WHAT NEEDS TO BE DONE> Will you write out the data exactly, excluding every picture?

Figure record listings

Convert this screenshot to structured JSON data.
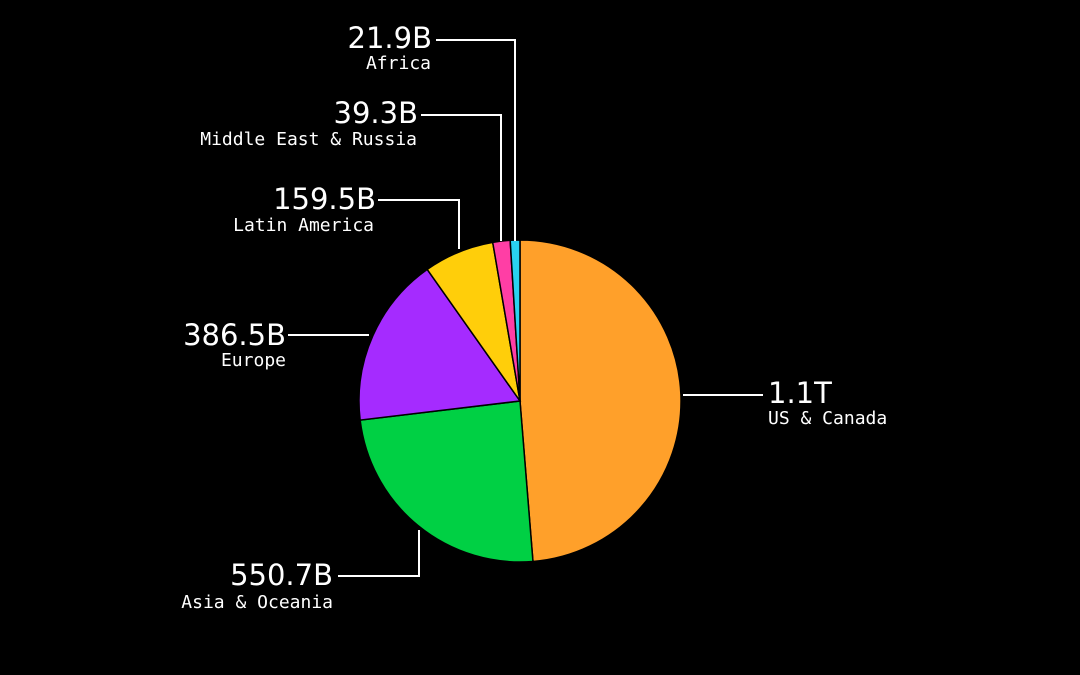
{
  "chart_data": {
    "type": "pie",
    "title": "",
    "slices": [
      {
        "name": "US & Canada",
        "value_label": "1.1T",
        "value": 1100,
        "color": "#ffa02a"
      },
      {
        "name": "Asia & Oceania",
        "value_label": "550.7B",
        "value": 550.7,
        "color": "#00d044"
      },
      {
        "name": "Europe",
        "value_label": "386.5B",
        "value": 386.5,
        "color": "#a52bff"
      },
      {
        "name": "Latin America",
        "value_label": "159.5B",
        "value": 159.5,
        "color": "#ffce0a"
      },
      {
        "name": "Middle East & Russia",
        "value_label": "39.3B",
        "value": 39.3,
        "color": "#ff3ea5"
      },
      {
        "name": "Africa",
        "value_label": "21.9B",
        "value": 21.9,
        "color": "#29d2f0"
      }
    ],
    "start": "12 o'clock",
    "direction": "clockwise",
    "background": "#000000",
    "label_color": "#ffffff"
  }
}
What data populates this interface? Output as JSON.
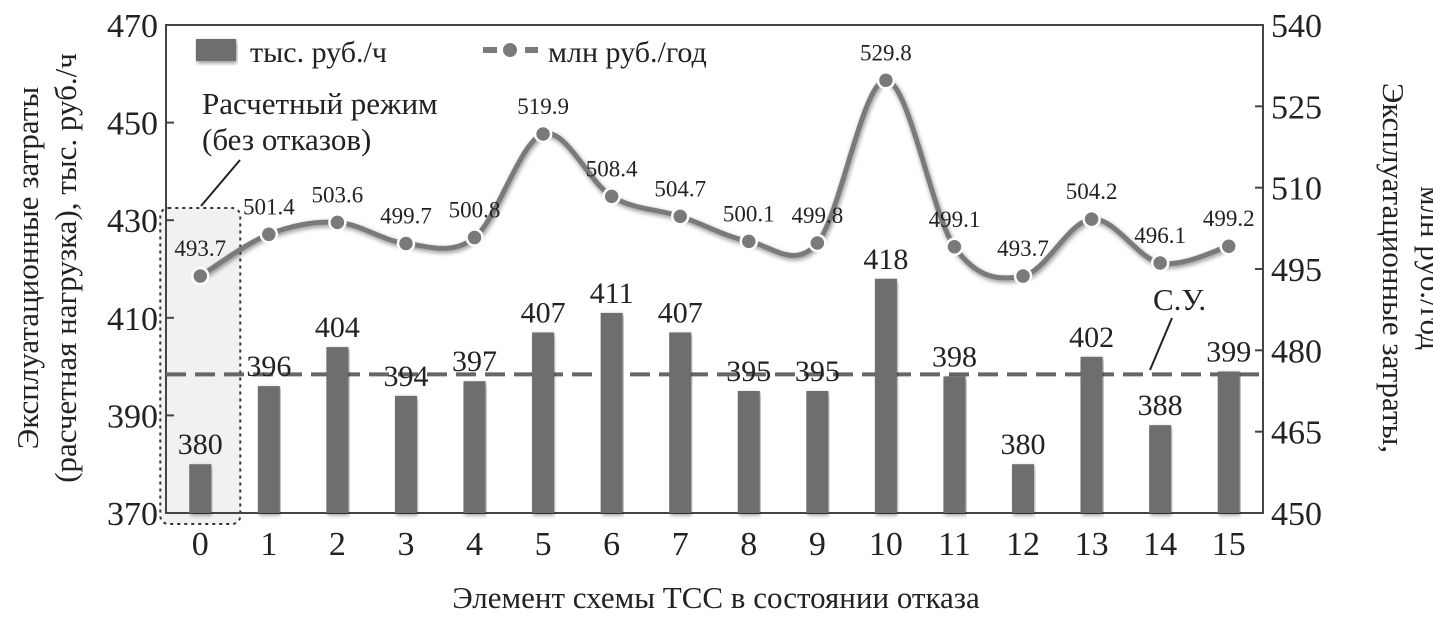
{
  "chart_data": {
    "type": "bar+line",
    "categories": [
      "0",
      "1",
      "2",
      "3",
      "4",
      "5",
      "6",
      "7",
      "8",
      "9",
      "10",
      "11",
      "12",
      "13",
      "14",
      "15"
    ],
    "bar_series": {
      "name": "тыс. руб./ч",
      "axis": "left",
      "values": [
        380,
        396,
        404,
        394,
        397,
        407,
        411,
        407,
        395,
        395,
        418,
        398,
        380,
        402,
        388,
        399
      ],
      "color": "#6e6e6e"
    },
    "line_series": {
      "name": "млн руб./год",
      "axis": "right",
      "values": [
        493.7,
        501.4,
        503.6,
        499.7,
        500.8,
        519.9,
        508.4,
        504.7,
        500.1,
        499.8,
        529.8,
        499.1,
        493.7,
        504.2,
        496.1,
        499.2
      ],
      "color": "#7a7a7a"
    },
    "reference_line": {
      "label": "С.У.",
      "value": 398.4,
      "axis": "left",
      "style": "dashed"
    },
    "annotation": {
      "line1": "Расчетный режим",
      "line2": "(без отказов)",
      "target_category": "0"
    },
    "xlabel": "Элемент схемы ТСС в состоянии отказа",
    "ylabel_left": {
      "line1": "Эксплуатационные затраты",
      "line2": "(расчетная нагрузка), тыс. руб./ч"
    },
    "ylabel_right": {
      "line1": "Эксплуатационные затраты,",
      "line2": "млн руб./год"
    },
    "ylim_left": [
      370,
      470
    ],
    "yticks_left": [
      370,
      390,
      410,
      430,
      450,
      470
    ],
    "ylim_right": [
      450,
      540
    ],
    "yticks_right": [
      450,
      465,
      480,
      495,
      510,
      525,
      540
    ],
    "legend_position": "top-left",
    "grid": false
  }
}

CORRECT RESULT>
Convert this screenshot to structured JSON data.
{
  "chart_data": {
    "type": "pie",
    "title": "",
    "slices": [
      {
        "name": "US & Canada",
        "value_label": "1.1T",
        "value": 1100,
        "color": "#ffa02a"
      },
      {
        "name": "Asia & Oceania",
        "value_label": "550.7B",
        "value": 550.7,
        "color": "#00d044"
      },
      {
        "name": "Europe",
        "value_label": "386.5B",
        "value": 386.5,
        "color": "#a52bff"
      },
      {
        "name": "Latin America",
        "value_label": "159.5B",
        "value": 159.5,
        "color": "#ffce0a"
      },
      {
        "name": "Middle East & Russia",
        "value_label": "39.3B",
        "value": 39.3,
        "color": "#ff3ea5"
      },
      {
        "name": "Africa",
        "value_label": "21.9B",
        "value": 21.9,
        "color": "#29d2f0"
      }
    ],
    "start": "12 o'clock",
    "direction": "clockwise",
    "background": "#000000",
    "label_color": "#ffffff"
  }
}
What data populates this interface? Output as JSON.
{
  "chart_data": {
    "type": "bar+line",
    "categories": [
      "0",
      "1",
      "2",
      "3",
      "4",
      "5",
      "6",
      "7",
      "8",
      "9",
      "10",
      "11",
      "12",
      "13",
      "14",
      "15"
    ],
    "bar_series": {
      "name": "тыс. руб./ч",
      "axis": "left",
      "values": [
        380,
        396,
        404,
        394,
        397,
        407,
        411,
        407,
        395,
        395,
        418,
        398,
        380,
        402,
        388,
        399
      ],
      "color": "#6e6e6e"
    },
    "line_series": {
      "name": "млн руб./год",
      "axis": "right",
      "values": [
        493.7,
        501.4,
        503.6,
        499.7,
        500.8,
        519.9,
        508.4,
        504.7,
        500.1,
        499.8,
        529.8,
        499.1,
        493.7,
        504.2,
        496.1,
        499.2
      ],
      "color": "#7a7a7a"
    },
    "reference_line": {
      "label": "С.У.",
      "value": 398.4,
      "axis": "left",
      "style": "dashed"
    },
    "annotation": {
      "line1": "Расчетный режим",
      "line2": "(без отказов)",
      "target_category": "0"
    },
    "xlabel": "Элемент схемы ТСС в состоянии отказа",
    "ylabel_left": {
      "line1": "Эксплуатационные затраты",
      "line2": "(расчетная нагрузка), тыс. руб./ч"
    },
    "ylabel_right": {
      "line1": "Эксплуатационные затраты,",
      "line2": "млн руб./год"
    },
    "ylim_left": [
      370,
      470
    ],
    "yticks_left": [
      370,
      390,
      410,
      430,
      450,
      470
    ],
    "ylim_right": [
      450,
      540
    ],
    "yticks_right": [
      450,
      465,
      480,
      495,
      510,
      525,
      540
    ],
    "legend_position": "top-left",
    "grid": false
  }
}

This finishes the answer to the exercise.